§ WHAT IS NEEDED: Can you print the data exactly and leave out each image?

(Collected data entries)
++++++++
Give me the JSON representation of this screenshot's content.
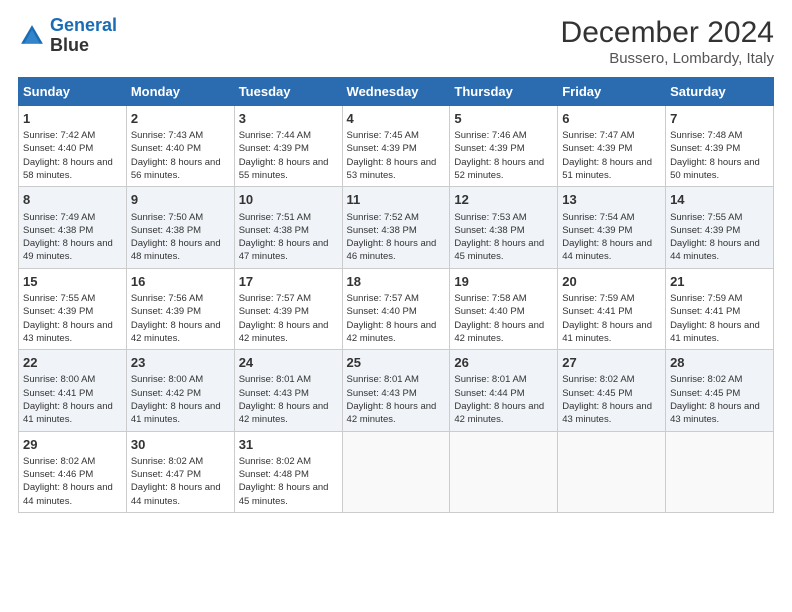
{
  "header": {
    "logo_line1": "General",
    "logo_line2": "Blue",
    "month": "December 2024",
    "location": "Bussero, Lombardy, Italy"
  },
  "days_of_week": [
    "Sunday",
    "Monday",
    "Tuesday",
    "Wednesday",
    "Thursday",
    "Friday",
    "Saturday"
  ],
  "weeks": [
    [
      {
        "day": 1,
        "sunrise": "7:42 AM",
        "sunset": "4:40 PM",
        "daylight": "8 hours and 58 minutes."
      },
      {
        "day": 2,
        "sunrise": "7:43 AM",
        "sunset": "4:40 PM",
        "daylight": "8 hours and 56 minutes."
      },
      {
        "day": 3,
        "sunrise": "7:44 AM",
        "sunset": "4:39 PM",
        "daylight": "8 hours and 55 minutes."
      },
      {
        "day": 4,
        "sunrise": "7:45 AM",
        "sunset": "4:39 PM",
        "daylight": "8 hours and 53 minutes."
      },
      {
        "day": 5,
        "sunrise": "7:46 AM",
        "sunset": "4:39 PM",
        "daylight": "8 hours and 52 minutes."
      },
      {
        "day": 6,
        "sunrise": "7:47 AM",
        "sunset": "4:39 PM",
        "daylight": "8 hours and 51 minutes."
      },
      {
        "day": 7,
        "sunrise": "7:48 AM",
        "sunset": "4:39 PM",
        "daylight": "8 hours and 50 minutes."
      }
    ],
    [
      {
        "day": 8,
        "sunrise": "7:49 AM",
        "sunset": "4:38 PM",
        "daylight": "8 hours and 49 minutes."
      },
      {
        "day": 9,
        "sunrise": "7:50 AM",
        "sunset": "4:38 PM",
        "daylight": "8 hours and 48 minutes."
      },
      {
        "day": 10,
        "sunrise": "7:51 AM",
        "sunset": "4:38 PM",
        "daylight": "8 hours and 47 minutes."
      },
      {
        "day": 11,
        "sunrise": "7:52 AM",
        "sunset": "4:38 PM",
        "daylight": "8 hours and 46 minutes."
      },
      {
        "day": 12,
        "sunrise": "7:53 AM",
        "sunset": "4:38 PM",
        "daylight": "8 hours and 45 minutes."
      },
      {
        "day": 13,
        "sunrise": "7:54 AM",
        "sunset": "4:39 PM",
        "daylight": "8 hours and 44 minutes."
      },
      {
        "day": 14,
        "sunrise": "7:55 AM",
        "sunset": "4:39 PM",
        "daylight": "8 hours and 44 minutes."
      }
    ],
    [
      {
        "day": 15,
        "sunrise": "7:55 AM",
        "sunset": "4:39 PM",
        "daylight": "8 hours and 43 minutes."
      },
      {
        "day": 16,
        "sunrise": "7:56 AM",
        "sunset": "4:39 PM",
        "daylight": "8 hours and 42 minutes."
      },
      {
        "day": 17,
        "sunrise": "7:57 AM",
        "sunset": "4:39 PM",
        "daylight": "8 hours and 42 minutes."
      },
      {
        "day": 18,
        "sunrise": "7:57 AM",
        "sunset": "4:40 PM",
        "daylight": "8 hours and 42 minutes."
      },
      {
        "day": 19,
        "sunrise": "7:58 AM",
        "sunset": "4:40 PM",
        "daylight": "8 hours and 42 minutes."
      },
      {
        "day": 20,
        "sunrise": "7:59 AM",
        "sunset": "4:41 PM",
        "daylight": "8 hours and 41 minutes."
      },
      {
        "day": 21,
        "sunrise": "7:59 AM",
        "sunset": "4:41 PM",
        "daylight": "8 hours and 41 minutes."
      }
    ],
    [
      {
        "day": 22,
        "sunrise": "8:00 AM",
        "sunset": "4:41 PM",
        "daylight": "8 hours and 41 minutes."
      },
      {
        "day": 23,
        "sunrise": "8:00 AM",
        "sunset": "4:42 PM",
        "daylight": "8 hours and 41 minutes."
      },
      {
        "day": 24,
        "sunrise": "8:01 AM",
        "sunset": "4:43 PM",
        "daylight": "8 hours and 42 minutes."
      },
      {
        "day": 25,
        "sunrise": "8:01 AM",
        "sunset": "4:43 PM",
        "daylight": "8 hours and 42 minutes."
      },
      {
        "day": 26,
        "sunrise": "8:01 AM",
        "sunset": "4:44 PM",
        "daylight": "8 hours and 42 minutes."
      },
      {
        "day": 27,
        "sunrise": "8:02 AM",
        "sunset": "4:45 PM",
        "daylight": "8 hours and 43 minutes."
      },
      {
        "day": 28,
        "sunrise": "8:02 AM",
        "sunset": "4:45 PM",
        "daylight": "8 hours and 43 minutes."
      }
    ],
    [
      {
        "day": 29,
        "sunrise": "8:02 AM",
        "sunset": "4:46 PM",
        "daylight": "8 hours and 44 minutes."
      },
      {
        "day": 30,
        "sunrise": "8:02 AM",
        "sunset": "4:47 PM",
        "daylight": "8 hours and 44 minutes."
      },
      {
        "day": 31,
        "sunrise": "8:02 AM",
        "sunset": "4:48 PM",
        "daylight": "8 hours and 45 minutes."
      },
      null,
      null,
      null,
      null
    ]
  ]
}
++++++++
§ EXERCISE SOLUTION:
Give me the JSON representation of this screenshot's content.
{
  "header": {
    "logo_line1": "General",
    "logo_line2": "Blue",
    "month": "December 2024",
    "location": "Bussero, Lombardy, Italy"
  },
  "days_of_week": [
    "Sunday",
    "Monday",
    "Tuesday",
    "Wednesday",
    "Thursday",
    "Friday",
    "Saturday"
  ],
  "weeks": [
    [
      {
        "day": 1,
        "sunrise": "7:42 AM",
        "sunset": "4:40 PM",
        "daylight": "8 hours and 58 minutes."
      },
      {
        "day": 2,
        "sunrise": "7:43 AM",
        "sunset": "4:40 PM",
        "daylight": "8 hours and 56 minutes."
      },
      {
        "day": 3,
        "sunrise": "7:44 AM",
        "sunset": "4:39 PM",
        "daylight": "8 hours and 55 minutes."
      },
      {
        "day": 4,
        "sunrise": "7:45 AM",
        "sunset": "4:39 PM",
        "daylight": "8 hours and 53 minutes."
      },
      {
        "day": 5,
        "sunrise": "7:46 AM",
        "sunset": "4:39 PM",
        "daylight": "8 hours and 52 minutes."
      },
      {
        "day": 6,
        "sunrise": "7:47 AM",
        "sunset": "4:39 PM",
        "daylight": "8 hours and 51 minutes."
      },
      {
        "day": 7,
        "sunrise": "7:48 AM",
        "sunset": "4:39 PM",
        "daylight": "8 hours and 50 minutes."
      }
    ],
    [
      {
        "day": 8,
        "sunrise": "7:49 AM",
        "sunset": "4:38 PM",
        "daylight": "8 hours and 49 minutes."
      },
      {
        "day": 9,
        "sunrise": "7:50 AM",
        "sunset": "4:38 PM",
        "daylight": "8 hours and 48 minutes."
      },
      {
        "day": 10,
        "sunrise": "7:51 AM",
        "sunset": "4:38 PM",
        "daylight": "8 hours and 47 minutes."
      },
      {
        "day": 11,
        "sunrise": "7:52 AM",
        "sunset": "4:38 PM",
        "daylight": "8 hours and 46 minutes."
      },
      {
        "day": 12,
        "sunrise": "7:53 AM",
        "sunset": "4:38 PM",
        "daylight": "8 hours and 45 minutes."
      },
      {
        "day": 13,
        "sunrise": "7:54 AM",
        "sunset": "4:39 PM",
        "daylight": "8 hours and 44 minutes."
      },
      {
        "day": 14,
        "sunrise": "7:55 AM",
        "sunset": "4:39 PM",
        "daylight": "8 hours and 44 minutes."
      }
    ],
    [
      {
        "day": 15,
        "sunrise": "7:55 AM",
        "sunset": "4:39 PM",
        "daylight": "8 hours and 43 minutes."
      },
      {
        "day": 16,
        "sunrise": "7:56 AM",
        "sunset": "4:39 PM",
        "daylight": "8 hours and 42 minutes."
      },
      {
        "day": 17,
        "sunrise": "7:57 AM",
        "sunset": "4:39 PM",
        "daylight": "8 hours and 42 minutes."
      },
      {
        "day": 18,
        "sunrise": "7:57 AM",
        "sunset": "4:40 PM",
        "daylight": "8 hours and 42 minutes."
      },
      {
        "day": 19,
        "sunrise": "7:58 AM",
        "sunset": "4:40 PM",
        "daylight": "8 hours and 42 minutes."
      },
      {
        "day": 20,
        "sunrise": "7:59 AM",
        "sunset": "4:41 PM",
        "daylight": "8 hours and 41 minutes."
      },
      {
        "day": 21,
        "sunrise": "7:59 AM",
        "sunset": "4:41 PM",
        "daylight": "8 hours and 41 minutes."
      }
    ],
    [
      {
        "day": 22,
        "sunrise": "8:00 AM",
        "sunset": "4:41 PM",
        "daylight": "8 hours and 41 minutes."
      },
      {
        "day": 23,
        "sunrise": "8:00 AM",
        "sunset": "4:42 PM",
        "daylight": "8 hours and 41 minutes."
      },
      {
        "day": 24,
        "sunrise": "8:01 AM",
        "sunset": "4:43 PM",
        "daylight": "8 hours and 42 minutes."
      },
      {
        "day": 25,
        "sunrise": "8:01 AM",
        "sunset": "4:43 PM",
        "daylight": "8 hours and 42 minutes."
      },
      {
        "day": 26,
        "sunrise": "8:01 AM",
        "sunset": "4:44 PM",
        "daylight": "8 hours and 42 minutes."
      },
      {
        "day": 27,
        "sunrise": "8:02 AM",
        "sunset": "4:45 PM",
        "daylight": "8 hours and 43 minutes."
      },
      {
        "day": 28,
        "sunrise": "8:02 AM",
        "sunset": "4:45 PM",
        "daylight": "8 hours and 43 minutes."
      }
    ],
    [
      {
        "day": 29,
        "sunrise": "8:02 AM",
        "sunset": "4:46 PM",
        "daylight": "8 hours and 44 minutes."
      },
      {
        "day": 30,
        "sunrise": "8:02 AM",
        "sunset": "4:47 PM",
        "daylight": "8 hours and 44 minutes."
      },
      {
        "day": 31,
        "sunrise": "8:02 AM",
        "sunset": "4:48 PM",
        "daylight": "8 hours and 45 minutes."
      },
      null,
      null,
      null,
      null
    ]
  ]
}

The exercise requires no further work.